Objective: Print all the records exactly, please.

Entries shown:
----------

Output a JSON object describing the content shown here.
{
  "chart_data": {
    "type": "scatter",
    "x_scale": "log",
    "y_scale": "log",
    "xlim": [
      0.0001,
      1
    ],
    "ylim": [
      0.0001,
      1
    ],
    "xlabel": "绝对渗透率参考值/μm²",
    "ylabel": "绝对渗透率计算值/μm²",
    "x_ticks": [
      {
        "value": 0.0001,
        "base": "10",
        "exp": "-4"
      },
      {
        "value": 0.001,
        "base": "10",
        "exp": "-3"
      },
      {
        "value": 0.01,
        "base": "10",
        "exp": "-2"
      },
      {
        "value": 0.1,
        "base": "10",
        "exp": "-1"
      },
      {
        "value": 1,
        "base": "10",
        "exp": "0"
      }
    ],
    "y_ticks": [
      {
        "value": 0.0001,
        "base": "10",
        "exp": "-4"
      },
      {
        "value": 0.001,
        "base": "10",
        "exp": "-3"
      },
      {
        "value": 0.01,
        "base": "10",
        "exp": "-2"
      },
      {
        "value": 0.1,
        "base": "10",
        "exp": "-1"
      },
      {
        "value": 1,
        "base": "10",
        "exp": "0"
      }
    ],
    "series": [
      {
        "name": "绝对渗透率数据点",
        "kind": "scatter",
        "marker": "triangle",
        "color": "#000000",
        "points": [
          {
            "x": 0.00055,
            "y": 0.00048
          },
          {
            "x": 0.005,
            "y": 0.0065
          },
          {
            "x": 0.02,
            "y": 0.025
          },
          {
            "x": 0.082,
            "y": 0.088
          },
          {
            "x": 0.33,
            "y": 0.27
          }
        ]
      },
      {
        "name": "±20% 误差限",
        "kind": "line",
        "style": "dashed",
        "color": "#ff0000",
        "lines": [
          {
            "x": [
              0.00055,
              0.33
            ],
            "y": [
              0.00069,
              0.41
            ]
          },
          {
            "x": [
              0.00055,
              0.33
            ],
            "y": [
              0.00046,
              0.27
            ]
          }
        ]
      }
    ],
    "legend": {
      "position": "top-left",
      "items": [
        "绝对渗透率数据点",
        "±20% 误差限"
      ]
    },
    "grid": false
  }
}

----------

Exercise solution:
Output a JSON object describing the content shown here.
{
  "chart_data": {
    "type": "scatter",
    "x_scale": "log",
    "y_scale": "log",
    "xlim": [
      0.0001,
      1
    ],
    "ylim": [
      0.0001,
      1
    ],
    "xlabel": "绝对渗透率参考值/μm²",
    "ylabel": "绝对渗透率计算值/μm²",
    "x_ticks": [
      {
        "value": 0.0001,
        "base": "10",
        "exp": "-4"
      },
      {
        "value": 0.001,
        "base": "10",
        "exp": "-3"
      },
      {
        "value": 0.01,
        "base": "10",
        "exp": "-2"
      },
      {
        "value": 0.1,
        "base": "10",
        "exp": "-1"
      },
      {
        "value": 1,
        "base": "10",
        "exp": "0"
      }
    ],
    "y_ticks": [
      {
        "value": 0.0001,
        "base": "10",
        "exp": "-4"
      },
      {
        "value": 0.001,
        "base": "10",
        "exp": "-3"
      },
      {
        "value": 0.01,
        "base": "10",
        "exp": "-2"
      },
      {
        "value": 0.1,
        "base": "10",
        "exp": "-1"
      },
      {
        "value": 1,
        "base": "10",
        "exp": "0"
      }
    ],
    "series": [
      {
        "name": "绝对渗透率数据点",
        "kind": "scatter",
        "marker": "triangle",
        "color": "#000000",
        "points": [
          {
            "x": 0.00055,
            "y": 0.00048
          },
          {
            "x": 0.005,
            "y": 0.0065
          },
          {
            "x": 0.02,
            "y": 0.025
          },
          {
            "x": 0.082,
            "y": 0.088
          },
          {
            "x": 0.33,
            "y": 0.27
          }
        ]
      },
      {
        "name": "±20% 误差限",
        "kind": "line",
        "style": "dashed",
        "color": "#ff0000",
        "lines": [
          {
            "x": [
              0.00055,
              0.33
            ],
            "y": [
              0.00069,
              0.41
            ]
          },
          {
            "x": [
              0.00055,
              0.33
            ],
            "y": [
              0.00046,
              0.27
            ]
          }
        ]
      }
    ],
    "legend": {
      "position": "top-left",
      "items": [
        "绝对渗透率数据点",
        "±20% 误差限"
      ]
    },
    "grid": false
  }
}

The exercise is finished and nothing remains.